> WHAT TO PRODUCE:
Below are the records; pull every line that includes "Millones".
-=-=-
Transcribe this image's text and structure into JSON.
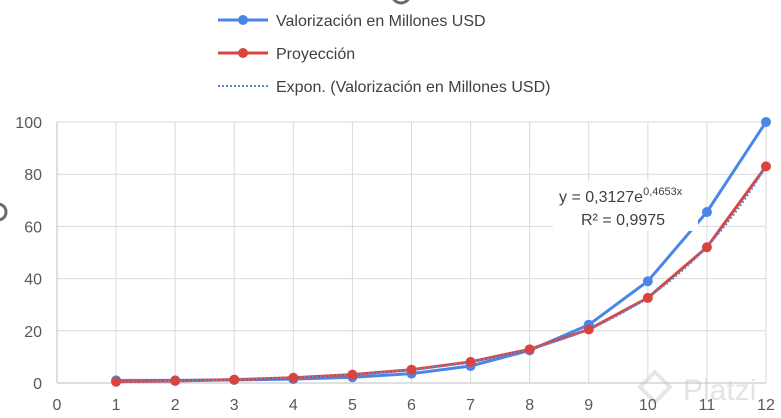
{
  "chart_data": {
    "type": "line",
    "x": [
      1,
      2,
      3,
      4,
      5,
      6,
      7,
      8,
      9,
      10,
      11,
      12
    ],
    "series": [
      {
        "name": "Valorización en Millones USD",
        "color": "#4a86e8",
        "values": [
          1.0,
          1.0,
          1.2,
          1.5,
          2.2,
          3.6,
          6.5,
          12.5,
          22.3,
          39.0,
          65.5,
          100.0
        ]
      },
      {
        "name": "Proyección",
        "color": "#d9443f",
        "values": [
          0.5,
          0.8,
          1.3,
          2.0,
          3.2,
          5.1,
          8.1,
          12.9,
          20.5,
          32.6,
          52.0,
          83.0
        ]
      },
      {
        "name": "Expon. (Valorización en Millones USD)",
        "color": "#5b8bd6",
        "style": "dotted",
        "equation": {
          "a": 0.3127,
          "b": 0.4653
        }
      }
    ],
    "xlim": [
      0,
      12
    ],
    "ylim": [
      0,
      100
    ],
    "xticks": [
      "0",
      "1",
      "2",
      "3",
      "4",
      "5",
      "6",
      "7",
      "8",
      "9",
      "10",
      "11",
      "12"
    ],
    "yticks": [
      "0",
      "20",
      "40",
      "60",
      "80",
      "100"
    ],
    "grid": true,
    "legend_position": "top",
    "annotations": {
      "equation_base": "y = 0,3127e",
      "equation_exponent": "0,4653x",
      "r_squared": "R² = 0,9975"
    },
    "watermark": "Platzi"
  }
}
-=-=-
> FULL ANSWER:
        "name": "Valorización en Millones USD",
        "name": "Expon. (Valorización en Millones USD)",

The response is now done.